-- begin Records supplied --

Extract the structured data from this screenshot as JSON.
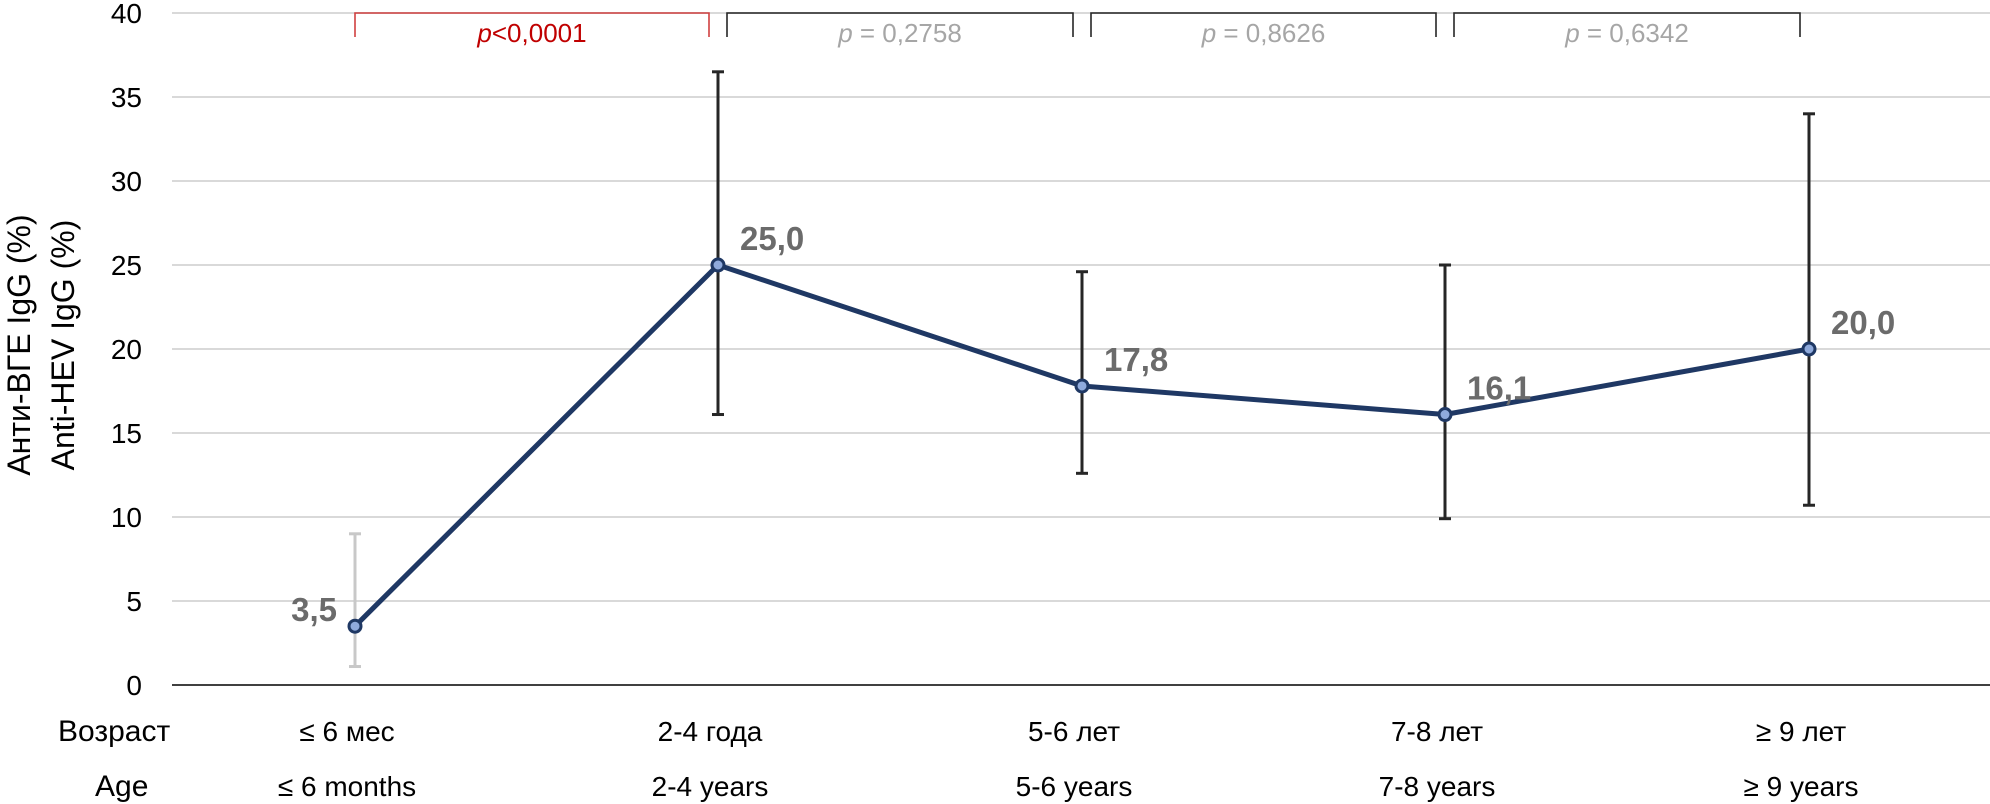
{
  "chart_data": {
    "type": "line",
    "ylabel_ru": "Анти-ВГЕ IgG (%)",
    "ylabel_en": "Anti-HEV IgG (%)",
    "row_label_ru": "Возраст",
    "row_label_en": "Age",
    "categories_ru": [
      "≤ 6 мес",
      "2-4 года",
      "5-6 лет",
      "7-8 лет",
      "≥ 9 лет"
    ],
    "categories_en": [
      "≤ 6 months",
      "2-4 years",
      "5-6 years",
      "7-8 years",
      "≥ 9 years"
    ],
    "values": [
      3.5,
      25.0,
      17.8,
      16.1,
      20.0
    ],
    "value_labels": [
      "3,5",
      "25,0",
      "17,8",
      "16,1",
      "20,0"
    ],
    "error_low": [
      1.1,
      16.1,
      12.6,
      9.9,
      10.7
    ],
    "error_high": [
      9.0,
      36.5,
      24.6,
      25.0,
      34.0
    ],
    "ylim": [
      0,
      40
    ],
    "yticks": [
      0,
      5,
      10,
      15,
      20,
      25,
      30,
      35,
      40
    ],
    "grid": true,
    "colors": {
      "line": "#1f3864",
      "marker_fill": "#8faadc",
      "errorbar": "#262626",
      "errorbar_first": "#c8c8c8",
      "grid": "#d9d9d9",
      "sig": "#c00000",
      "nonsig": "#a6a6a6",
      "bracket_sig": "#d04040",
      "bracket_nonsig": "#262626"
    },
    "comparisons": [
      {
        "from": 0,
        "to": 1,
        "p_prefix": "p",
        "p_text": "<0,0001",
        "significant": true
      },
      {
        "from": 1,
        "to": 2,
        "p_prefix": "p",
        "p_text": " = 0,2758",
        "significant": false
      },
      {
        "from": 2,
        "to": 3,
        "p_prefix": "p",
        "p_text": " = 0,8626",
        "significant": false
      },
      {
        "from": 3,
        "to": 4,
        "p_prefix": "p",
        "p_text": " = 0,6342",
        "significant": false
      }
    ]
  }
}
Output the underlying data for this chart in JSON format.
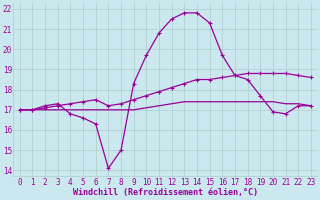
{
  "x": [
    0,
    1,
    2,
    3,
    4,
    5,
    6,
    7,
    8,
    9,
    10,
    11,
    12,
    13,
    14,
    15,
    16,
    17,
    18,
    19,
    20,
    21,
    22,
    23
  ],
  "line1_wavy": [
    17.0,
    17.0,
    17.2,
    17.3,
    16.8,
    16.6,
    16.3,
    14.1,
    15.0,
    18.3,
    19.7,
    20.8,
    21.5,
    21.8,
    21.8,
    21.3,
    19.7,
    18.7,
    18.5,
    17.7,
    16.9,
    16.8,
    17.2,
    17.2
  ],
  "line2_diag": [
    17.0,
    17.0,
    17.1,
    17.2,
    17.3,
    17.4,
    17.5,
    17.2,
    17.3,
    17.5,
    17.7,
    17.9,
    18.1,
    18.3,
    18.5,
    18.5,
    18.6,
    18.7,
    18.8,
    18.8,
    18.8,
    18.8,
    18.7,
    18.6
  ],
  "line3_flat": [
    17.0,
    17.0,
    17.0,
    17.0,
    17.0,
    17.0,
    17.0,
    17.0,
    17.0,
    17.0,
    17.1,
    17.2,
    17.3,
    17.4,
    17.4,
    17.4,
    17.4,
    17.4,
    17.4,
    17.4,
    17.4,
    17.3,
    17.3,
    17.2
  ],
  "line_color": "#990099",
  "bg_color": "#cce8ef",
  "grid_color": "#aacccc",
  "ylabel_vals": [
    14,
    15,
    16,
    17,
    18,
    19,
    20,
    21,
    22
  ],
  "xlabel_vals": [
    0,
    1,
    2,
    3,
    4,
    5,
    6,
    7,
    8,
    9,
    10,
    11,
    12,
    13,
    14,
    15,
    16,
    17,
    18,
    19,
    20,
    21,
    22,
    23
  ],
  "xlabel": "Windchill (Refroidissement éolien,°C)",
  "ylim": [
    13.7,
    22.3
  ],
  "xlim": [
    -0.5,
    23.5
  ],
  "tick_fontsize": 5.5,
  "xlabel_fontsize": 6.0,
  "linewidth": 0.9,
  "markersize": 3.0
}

-- end Records supplied --

▸ Short task
Copy every record above exactly, leaving out any pictures.

▸ Completed exercise
Extract the structured data from this screenshot as JSON.
{
  "chart_data": {
    "type": "line",
    "ylabel_ru": "Анти-ВГЕ IgG (%)",
    "ylabel_en": "Anti-HEV IgG (%)",
    "row_label_ru": "Возраст",
    "row_label_en": "Age",
    "categories_ru": [
      "≤ 6 мес",
      "2-4 года",
      "5-6 лет",
      "7-8 лет",
      "≥ 9 лет"
    ],
    "categories_en": [
      "≤ 6 months",
      "2-4 years",
      "5-6 years",
      "7-8 years",
      "≥ 9 years"
    ],
    "values": [
      3.5,
      25.0,
      17.8,
      16.1,
      20.0
    ],
    "value_labels": [
      "3,5",
      "25,0",
      "17,8",
      "16,1",
      "20,0"
    ],
    "error_low": [
      1.1,
      16.1,
      12.6,
      9.9,
      10.7
    ],
    "error_high": [
      9.0,
      36.5,
      24.6,
      25.0,
      34.0
    ],
    "ylim": [
      0,
      40
    ],
    "yticks": [
      0,
      5,
      10,
      15,
      20,
      25,
      30,
      35,
      40
    ],
    "grid": true,
    "colors": {
      "line": "#1f3864",
      "marker_fill": "#8faadc",
      "errorbar": "#262626",
      "errorbar_first": "#c8c8c8",
      "grid": "#d9d9d9",
      "sig": "#c00000",
      "nonsig": "#a6a6a6",
      "bracket_sig": "#d04040",
      "bracket_nonsig": "#262626"
    },
    "comparisons": [
      {
        "from": 0,
        "to": 1,
        "p_prefix": "p",
        "p_text": "<0,0001",
        "significant": true
      },
      {
        "from": 1,
        "to": 2,
        "p_prefix": "p",
        "p_text": " = 0,2758",
        "significant": false
      },
      {
        "from": 2,
        "to": 3,
        "p_prefix": "p",
        "p_text": " = 0,8626",
        "significant": false
      },
      {
        "from": 3,
        "to": 4,
        "p_prefix": "p",
        "p_text": " = 0,6342",
        "significant": false
      }
    ]
  }
}
Output the underlying data for this chart in JSON format.
{
  "x": [
    0,
    1,
    2,
    3,
    4,
    5,
    6,
    7,
    8,
    9,
    10,
    11,
    12,
    13,
    14,
    15,
    16,
    17,
    18,
    19,
    20,
    21,
    22,
    23
  ],
  "line1_wavy": [
    17.0,
    17.0,
    17.2,
    17.3,
    16.8,
    16.6,
    16.3,
    14.1,
    15.0,
    18.3,
    19.7,
    20.8,
    21.5,
    21.8,
    21.8,
    21.3,
    19.7,
    18.7,
    18.5,
    17.7,
    16.9,
    16.8,
    17.2,
    17.2
  ],
  "line2_diag": [
    17.0,
    17.0,
    17.1,
    17.2,
    17.3,
    17.4,
    17.5,
    17.2,
    17.3,
    17.5,
    17.7,
    17.9,
    18.1,
    18.3,
    18.5,
    18.5,
    18.6,
    18.7,
    18.8,
    18.8,
    18.8,
    18.8,
    18.7,
    18.6
  ],
  "line3_flat": [
    17.0,
    17.0,
    17.0,
    17.0,
    17.0,
    17.0,
    17.0,
    17.0,
    17.0,
    17.0,
    17.1,
    17.2,
    17.3,
    17.4,
    17.4,
    17.4,
    17.4,
    17.4,
    17.4,
    17.4,
    17.4,
    17.3,
    17.3,
    17.2
  ],
  "line_color": "#990099",
  "bg_color": "#cce8ef",
  "grid_color": "#aacccc",
  "ylabel_vals": [
    14,
    15,
    16,
    17,
    18,
    19,
    20,
    21,
    22
  ],
  "xlabel_vals": [
    0,
    1,
    2,
    3,
    4,
    5,
    6,
    7,
    8,
    9,
    10,
    11,
    12,
    13,
    14,
    15,
    16,
    17,
    18,
    19,
    20,
    21,
    22,
    23
  ],
  "xlabel": "Windchill (Refroidissement éolien,°C)",
  "ylim": [
    13.7,
    22.3
  ],
  "xlim": [
    -0.5,
    23.5
  ],
  "tick_fontsize": 5.5,
  "xlabel_fontsize": 6.0,
  "linewidth": 0.9,
  "markersize": 3.0
}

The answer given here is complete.